Stated exercise: In the entries, find all lines that hold the word "Medicinal" and copy them.

┄┄┄┄┄┄

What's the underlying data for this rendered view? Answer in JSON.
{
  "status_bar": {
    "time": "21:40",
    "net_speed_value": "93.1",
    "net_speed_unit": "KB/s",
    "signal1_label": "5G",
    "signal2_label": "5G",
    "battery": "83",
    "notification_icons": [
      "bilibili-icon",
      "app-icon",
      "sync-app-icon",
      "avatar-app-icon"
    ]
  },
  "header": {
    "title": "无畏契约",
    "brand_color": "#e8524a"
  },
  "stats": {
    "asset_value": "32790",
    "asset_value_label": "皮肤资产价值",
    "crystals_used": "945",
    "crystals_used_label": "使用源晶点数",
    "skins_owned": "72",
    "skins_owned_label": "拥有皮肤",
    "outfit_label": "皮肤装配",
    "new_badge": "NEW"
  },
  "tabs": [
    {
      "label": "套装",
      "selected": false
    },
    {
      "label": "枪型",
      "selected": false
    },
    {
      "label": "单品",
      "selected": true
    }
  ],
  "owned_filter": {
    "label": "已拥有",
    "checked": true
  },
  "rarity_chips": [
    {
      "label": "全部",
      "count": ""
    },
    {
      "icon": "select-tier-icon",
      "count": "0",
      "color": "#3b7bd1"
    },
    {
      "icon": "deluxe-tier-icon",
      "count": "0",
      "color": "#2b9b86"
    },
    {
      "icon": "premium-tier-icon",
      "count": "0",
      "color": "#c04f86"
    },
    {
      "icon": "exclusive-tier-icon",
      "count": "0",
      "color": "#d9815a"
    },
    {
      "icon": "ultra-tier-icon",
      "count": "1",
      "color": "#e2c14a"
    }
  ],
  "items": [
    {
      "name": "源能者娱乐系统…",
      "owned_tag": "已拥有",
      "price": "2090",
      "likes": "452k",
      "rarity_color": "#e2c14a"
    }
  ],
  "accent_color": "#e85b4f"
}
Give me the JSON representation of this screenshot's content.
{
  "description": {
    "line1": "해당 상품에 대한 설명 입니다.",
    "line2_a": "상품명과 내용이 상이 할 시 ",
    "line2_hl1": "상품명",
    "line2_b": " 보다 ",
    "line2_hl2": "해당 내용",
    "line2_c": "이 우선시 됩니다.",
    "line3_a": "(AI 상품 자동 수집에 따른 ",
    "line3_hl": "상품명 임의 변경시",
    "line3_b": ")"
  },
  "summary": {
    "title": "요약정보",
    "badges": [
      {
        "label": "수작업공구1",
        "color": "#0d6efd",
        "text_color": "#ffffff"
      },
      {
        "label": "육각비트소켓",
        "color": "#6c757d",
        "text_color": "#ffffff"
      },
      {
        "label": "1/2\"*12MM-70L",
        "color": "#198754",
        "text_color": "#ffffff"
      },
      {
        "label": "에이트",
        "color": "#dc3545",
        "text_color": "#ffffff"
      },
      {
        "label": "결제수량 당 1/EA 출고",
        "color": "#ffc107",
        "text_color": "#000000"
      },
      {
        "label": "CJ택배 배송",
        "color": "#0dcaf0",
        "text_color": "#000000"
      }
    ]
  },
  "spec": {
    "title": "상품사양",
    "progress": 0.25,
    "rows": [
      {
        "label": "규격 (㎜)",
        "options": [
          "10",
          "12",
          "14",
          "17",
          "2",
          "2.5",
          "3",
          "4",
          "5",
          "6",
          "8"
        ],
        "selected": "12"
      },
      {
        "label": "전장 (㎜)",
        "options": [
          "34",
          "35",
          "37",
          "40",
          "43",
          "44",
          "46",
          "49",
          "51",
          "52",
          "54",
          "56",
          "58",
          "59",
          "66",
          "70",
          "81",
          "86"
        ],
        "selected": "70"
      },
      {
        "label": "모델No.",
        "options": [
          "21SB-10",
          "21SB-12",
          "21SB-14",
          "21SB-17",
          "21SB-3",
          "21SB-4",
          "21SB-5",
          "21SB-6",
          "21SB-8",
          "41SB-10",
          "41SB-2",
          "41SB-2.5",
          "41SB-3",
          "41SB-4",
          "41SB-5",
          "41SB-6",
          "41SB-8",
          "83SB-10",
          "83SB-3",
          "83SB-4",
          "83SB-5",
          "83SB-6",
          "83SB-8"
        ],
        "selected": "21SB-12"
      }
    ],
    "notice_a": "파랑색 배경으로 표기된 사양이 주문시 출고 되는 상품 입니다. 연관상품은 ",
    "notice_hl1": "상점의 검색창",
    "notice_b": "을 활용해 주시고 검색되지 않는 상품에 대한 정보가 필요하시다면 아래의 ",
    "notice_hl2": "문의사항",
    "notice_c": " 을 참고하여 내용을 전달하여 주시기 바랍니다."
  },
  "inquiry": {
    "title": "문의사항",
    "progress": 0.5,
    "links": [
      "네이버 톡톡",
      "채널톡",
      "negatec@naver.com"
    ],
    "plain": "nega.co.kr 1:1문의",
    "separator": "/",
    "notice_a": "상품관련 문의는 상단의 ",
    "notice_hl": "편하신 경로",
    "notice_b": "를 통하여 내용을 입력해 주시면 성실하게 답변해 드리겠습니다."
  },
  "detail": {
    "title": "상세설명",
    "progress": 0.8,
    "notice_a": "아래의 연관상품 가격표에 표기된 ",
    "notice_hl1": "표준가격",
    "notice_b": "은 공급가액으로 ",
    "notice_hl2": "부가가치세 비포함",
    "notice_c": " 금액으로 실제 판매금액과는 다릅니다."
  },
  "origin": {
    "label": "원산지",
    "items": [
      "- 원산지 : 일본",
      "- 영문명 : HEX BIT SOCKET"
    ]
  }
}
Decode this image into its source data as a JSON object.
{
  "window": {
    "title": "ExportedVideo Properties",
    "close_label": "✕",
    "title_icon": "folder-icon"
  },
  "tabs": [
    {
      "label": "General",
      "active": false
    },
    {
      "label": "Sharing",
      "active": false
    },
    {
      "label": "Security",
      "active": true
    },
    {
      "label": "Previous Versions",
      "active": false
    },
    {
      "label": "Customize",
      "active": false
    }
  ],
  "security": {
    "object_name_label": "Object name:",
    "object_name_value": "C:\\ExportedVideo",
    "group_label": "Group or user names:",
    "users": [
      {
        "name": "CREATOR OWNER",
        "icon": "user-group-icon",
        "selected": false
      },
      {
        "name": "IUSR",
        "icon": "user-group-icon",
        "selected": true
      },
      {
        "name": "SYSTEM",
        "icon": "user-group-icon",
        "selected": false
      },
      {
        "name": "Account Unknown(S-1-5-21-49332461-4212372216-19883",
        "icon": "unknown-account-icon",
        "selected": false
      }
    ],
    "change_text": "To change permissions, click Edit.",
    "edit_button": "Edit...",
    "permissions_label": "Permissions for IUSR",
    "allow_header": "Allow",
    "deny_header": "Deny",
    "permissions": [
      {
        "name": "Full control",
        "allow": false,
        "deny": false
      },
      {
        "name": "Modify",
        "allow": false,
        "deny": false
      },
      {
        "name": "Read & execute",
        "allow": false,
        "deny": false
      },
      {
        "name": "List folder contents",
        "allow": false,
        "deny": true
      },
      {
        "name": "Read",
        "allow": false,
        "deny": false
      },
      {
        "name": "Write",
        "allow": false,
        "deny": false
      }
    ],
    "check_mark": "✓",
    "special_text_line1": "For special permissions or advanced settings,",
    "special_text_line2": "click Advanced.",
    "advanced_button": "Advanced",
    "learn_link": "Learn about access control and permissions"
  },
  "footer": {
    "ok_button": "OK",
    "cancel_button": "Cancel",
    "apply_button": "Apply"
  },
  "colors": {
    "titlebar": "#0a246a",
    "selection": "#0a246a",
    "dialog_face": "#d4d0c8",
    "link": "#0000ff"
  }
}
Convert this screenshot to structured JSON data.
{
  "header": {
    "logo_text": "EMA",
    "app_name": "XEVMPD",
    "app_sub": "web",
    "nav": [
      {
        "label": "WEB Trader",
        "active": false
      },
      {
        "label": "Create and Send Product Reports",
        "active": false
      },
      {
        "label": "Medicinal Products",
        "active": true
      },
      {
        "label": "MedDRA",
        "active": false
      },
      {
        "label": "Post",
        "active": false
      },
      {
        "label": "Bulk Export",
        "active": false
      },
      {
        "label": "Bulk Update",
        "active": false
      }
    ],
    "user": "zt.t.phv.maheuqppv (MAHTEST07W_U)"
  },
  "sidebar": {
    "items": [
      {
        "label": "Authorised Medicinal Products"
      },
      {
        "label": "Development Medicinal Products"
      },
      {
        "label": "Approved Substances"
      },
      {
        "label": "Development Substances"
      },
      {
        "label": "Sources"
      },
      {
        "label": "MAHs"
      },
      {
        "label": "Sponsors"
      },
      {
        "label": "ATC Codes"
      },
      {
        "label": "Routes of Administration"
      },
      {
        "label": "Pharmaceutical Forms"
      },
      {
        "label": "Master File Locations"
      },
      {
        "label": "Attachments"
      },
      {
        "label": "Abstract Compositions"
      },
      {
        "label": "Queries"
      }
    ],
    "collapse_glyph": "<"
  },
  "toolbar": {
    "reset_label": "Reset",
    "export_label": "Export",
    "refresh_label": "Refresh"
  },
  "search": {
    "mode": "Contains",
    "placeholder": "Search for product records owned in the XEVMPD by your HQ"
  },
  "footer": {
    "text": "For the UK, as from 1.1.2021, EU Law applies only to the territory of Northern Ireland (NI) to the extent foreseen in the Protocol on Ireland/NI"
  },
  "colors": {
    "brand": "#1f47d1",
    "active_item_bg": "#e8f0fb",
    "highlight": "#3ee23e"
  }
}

┄┄┄┄┄┄

Answer to the exercise:
        "label": "Medicinal Products",
        "label": "Authorised Medicinal Products"
        "label": "Development Medicinal Products"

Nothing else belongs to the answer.